* _Problem_
In the entries below, find the lines that contain the word "Keskiennuste" and copy them.

* _Extracted information_
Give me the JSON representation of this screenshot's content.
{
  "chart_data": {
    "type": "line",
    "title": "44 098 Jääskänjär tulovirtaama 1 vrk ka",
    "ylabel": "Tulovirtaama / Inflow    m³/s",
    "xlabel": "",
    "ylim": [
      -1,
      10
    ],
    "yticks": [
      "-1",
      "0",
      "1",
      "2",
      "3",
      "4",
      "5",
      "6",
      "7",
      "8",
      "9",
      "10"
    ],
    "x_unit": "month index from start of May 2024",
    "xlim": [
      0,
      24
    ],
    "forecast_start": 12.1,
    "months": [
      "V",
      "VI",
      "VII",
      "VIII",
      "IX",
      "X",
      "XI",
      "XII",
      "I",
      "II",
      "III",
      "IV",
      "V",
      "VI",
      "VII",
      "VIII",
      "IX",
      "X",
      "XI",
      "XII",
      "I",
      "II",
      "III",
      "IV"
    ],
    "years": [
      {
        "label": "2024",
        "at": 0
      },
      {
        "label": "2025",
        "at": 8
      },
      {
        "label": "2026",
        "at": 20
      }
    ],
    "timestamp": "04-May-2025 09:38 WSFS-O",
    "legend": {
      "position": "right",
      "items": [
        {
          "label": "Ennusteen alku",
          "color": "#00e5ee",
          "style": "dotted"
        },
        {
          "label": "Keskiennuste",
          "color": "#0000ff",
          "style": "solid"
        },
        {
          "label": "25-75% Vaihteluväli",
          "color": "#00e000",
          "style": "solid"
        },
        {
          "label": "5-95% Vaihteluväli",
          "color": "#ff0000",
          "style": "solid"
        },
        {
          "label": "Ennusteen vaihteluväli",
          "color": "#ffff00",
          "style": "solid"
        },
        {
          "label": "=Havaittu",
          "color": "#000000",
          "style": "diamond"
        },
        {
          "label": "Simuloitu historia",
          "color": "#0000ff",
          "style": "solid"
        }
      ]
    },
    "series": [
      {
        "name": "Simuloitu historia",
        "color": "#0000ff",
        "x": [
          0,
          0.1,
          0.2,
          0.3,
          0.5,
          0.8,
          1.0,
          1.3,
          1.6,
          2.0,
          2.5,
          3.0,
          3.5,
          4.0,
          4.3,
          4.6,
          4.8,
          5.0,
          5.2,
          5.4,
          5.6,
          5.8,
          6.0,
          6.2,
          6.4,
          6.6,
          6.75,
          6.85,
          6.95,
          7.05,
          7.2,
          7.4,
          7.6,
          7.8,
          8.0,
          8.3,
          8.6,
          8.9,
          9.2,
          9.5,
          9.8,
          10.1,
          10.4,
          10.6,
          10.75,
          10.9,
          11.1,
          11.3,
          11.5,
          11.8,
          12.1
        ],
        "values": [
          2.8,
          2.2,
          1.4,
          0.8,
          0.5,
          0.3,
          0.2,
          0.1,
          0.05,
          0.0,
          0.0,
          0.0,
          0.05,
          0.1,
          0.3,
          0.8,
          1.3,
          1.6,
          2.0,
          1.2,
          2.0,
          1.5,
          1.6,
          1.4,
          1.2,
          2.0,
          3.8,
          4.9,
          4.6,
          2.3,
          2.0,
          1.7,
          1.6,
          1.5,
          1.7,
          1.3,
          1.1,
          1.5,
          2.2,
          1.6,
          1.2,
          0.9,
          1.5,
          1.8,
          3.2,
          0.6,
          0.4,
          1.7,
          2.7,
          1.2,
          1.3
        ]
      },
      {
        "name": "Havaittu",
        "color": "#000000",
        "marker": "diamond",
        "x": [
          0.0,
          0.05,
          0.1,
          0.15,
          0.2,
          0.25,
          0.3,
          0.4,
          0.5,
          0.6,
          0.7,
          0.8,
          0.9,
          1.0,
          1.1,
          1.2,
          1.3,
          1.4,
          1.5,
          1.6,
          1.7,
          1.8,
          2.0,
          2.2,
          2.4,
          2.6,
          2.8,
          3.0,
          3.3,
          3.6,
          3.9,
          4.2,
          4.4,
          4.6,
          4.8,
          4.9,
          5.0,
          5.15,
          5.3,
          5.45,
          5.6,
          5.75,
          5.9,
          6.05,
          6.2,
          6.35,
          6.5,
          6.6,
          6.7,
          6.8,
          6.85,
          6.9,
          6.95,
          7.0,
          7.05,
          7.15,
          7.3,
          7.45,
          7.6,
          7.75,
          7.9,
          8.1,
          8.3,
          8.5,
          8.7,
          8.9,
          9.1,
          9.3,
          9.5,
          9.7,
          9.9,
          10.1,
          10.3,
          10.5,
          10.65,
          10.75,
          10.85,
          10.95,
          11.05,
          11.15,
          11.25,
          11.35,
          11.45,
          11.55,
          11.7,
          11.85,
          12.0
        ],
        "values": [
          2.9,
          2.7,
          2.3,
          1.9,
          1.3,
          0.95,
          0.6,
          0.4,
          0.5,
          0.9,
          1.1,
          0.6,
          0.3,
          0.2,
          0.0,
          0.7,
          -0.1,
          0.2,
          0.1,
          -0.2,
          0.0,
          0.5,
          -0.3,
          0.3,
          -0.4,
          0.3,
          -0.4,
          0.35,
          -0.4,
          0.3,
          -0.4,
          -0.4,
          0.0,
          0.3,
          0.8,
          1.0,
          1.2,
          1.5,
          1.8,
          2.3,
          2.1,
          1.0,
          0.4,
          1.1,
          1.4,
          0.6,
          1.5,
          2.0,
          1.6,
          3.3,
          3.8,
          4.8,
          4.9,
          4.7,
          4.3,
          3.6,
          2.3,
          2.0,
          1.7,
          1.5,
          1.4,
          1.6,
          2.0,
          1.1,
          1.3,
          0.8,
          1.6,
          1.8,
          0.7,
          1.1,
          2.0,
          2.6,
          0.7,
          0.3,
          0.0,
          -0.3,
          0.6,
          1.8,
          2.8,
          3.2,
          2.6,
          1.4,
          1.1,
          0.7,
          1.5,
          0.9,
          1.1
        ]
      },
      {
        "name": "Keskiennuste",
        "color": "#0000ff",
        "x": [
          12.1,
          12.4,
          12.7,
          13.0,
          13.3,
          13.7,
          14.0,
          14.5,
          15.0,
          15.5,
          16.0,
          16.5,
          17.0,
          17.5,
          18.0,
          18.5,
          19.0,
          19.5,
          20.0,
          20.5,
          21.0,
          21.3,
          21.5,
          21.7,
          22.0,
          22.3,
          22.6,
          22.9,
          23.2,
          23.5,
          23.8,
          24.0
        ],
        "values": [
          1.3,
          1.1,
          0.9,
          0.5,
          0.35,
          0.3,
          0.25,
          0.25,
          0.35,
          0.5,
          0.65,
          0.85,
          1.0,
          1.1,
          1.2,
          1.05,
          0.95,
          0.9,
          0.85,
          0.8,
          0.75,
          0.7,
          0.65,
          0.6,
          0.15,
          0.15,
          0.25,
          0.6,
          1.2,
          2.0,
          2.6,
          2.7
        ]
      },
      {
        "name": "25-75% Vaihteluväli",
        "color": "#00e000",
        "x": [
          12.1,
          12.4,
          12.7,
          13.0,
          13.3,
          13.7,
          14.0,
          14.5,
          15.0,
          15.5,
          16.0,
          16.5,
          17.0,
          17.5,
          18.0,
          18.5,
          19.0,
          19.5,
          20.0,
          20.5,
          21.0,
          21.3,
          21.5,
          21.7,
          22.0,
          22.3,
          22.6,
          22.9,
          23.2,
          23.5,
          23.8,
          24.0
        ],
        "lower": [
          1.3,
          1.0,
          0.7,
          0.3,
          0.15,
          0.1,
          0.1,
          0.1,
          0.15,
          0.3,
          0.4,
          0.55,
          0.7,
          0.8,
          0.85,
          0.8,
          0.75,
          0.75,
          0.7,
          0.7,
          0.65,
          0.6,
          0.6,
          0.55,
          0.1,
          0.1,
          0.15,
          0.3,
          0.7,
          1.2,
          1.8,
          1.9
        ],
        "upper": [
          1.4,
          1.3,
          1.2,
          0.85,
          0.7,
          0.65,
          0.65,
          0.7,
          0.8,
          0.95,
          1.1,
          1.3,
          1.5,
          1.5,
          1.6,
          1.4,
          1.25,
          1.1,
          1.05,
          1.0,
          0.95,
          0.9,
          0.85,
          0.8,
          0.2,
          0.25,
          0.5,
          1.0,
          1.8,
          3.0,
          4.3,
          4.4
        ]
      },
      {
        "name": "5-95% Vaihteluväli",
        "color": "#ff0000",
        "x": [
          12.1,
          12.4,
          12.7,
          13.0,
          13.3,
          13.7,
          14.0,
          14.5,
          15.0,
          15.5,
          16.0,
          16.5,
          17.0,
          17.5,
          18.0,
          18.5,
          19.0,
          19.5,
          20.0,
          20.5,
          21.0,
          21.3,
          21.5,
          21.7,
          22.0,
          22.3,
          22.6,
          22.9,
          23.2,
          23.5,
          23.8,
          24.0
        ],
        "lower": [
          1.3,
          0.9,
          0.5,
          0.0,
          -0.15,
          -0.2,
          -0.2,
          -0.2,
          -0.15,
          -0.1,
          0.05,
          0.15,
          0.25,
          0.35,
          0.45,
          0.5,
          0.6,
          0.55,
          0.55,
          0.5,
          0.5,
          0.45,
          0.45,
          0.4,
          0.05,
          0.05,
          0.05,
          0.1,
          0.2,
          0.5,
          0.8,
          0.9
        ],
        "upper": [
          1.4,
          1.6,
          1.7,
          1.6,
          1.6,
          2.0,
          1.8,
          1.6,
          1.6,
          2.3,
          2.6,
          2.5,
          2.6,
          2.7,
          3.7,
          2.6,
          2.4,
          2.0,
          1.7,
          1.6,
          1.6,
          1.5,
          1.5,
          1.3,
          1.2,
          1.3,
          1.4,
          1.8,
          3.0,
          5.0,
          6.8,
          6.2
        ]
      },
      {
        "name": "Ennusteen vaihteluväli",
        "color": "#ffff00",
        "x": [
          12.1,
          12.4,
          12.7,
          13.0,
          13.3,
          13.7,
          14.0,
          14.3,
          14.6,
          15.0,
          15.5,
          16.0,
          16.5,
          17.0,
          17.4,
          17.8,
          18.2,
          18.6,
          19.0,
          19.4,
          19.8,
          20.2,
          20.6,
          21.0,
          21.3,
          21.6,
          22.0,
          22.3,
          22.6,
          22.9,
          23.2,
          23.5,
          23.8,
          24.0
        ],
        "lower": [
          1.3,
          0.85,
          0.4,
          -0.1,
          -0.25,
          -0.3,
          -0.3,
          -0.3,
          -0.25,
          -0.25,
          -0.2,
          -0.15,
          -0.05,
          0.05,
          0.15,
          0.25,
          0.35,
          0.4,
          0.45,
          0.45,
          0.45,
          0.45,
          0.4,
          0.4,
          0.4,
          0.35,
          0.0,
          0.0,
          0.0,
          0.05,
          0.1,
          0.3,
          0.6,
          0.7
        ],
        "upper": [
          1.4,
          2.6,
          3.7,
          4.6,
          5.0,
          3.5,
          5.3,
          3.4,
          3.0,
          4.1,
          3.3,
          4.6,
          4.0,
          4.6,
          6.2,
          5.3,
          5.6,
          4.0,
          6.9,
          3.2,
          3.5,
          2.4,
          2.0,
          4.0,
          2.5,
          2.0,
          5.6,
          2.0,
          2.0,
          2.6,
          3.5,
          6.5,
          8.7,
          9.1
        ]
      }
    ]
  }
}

* _Written answer_
          "label": "Keskiennuste",
        "name": "Keskiennuste",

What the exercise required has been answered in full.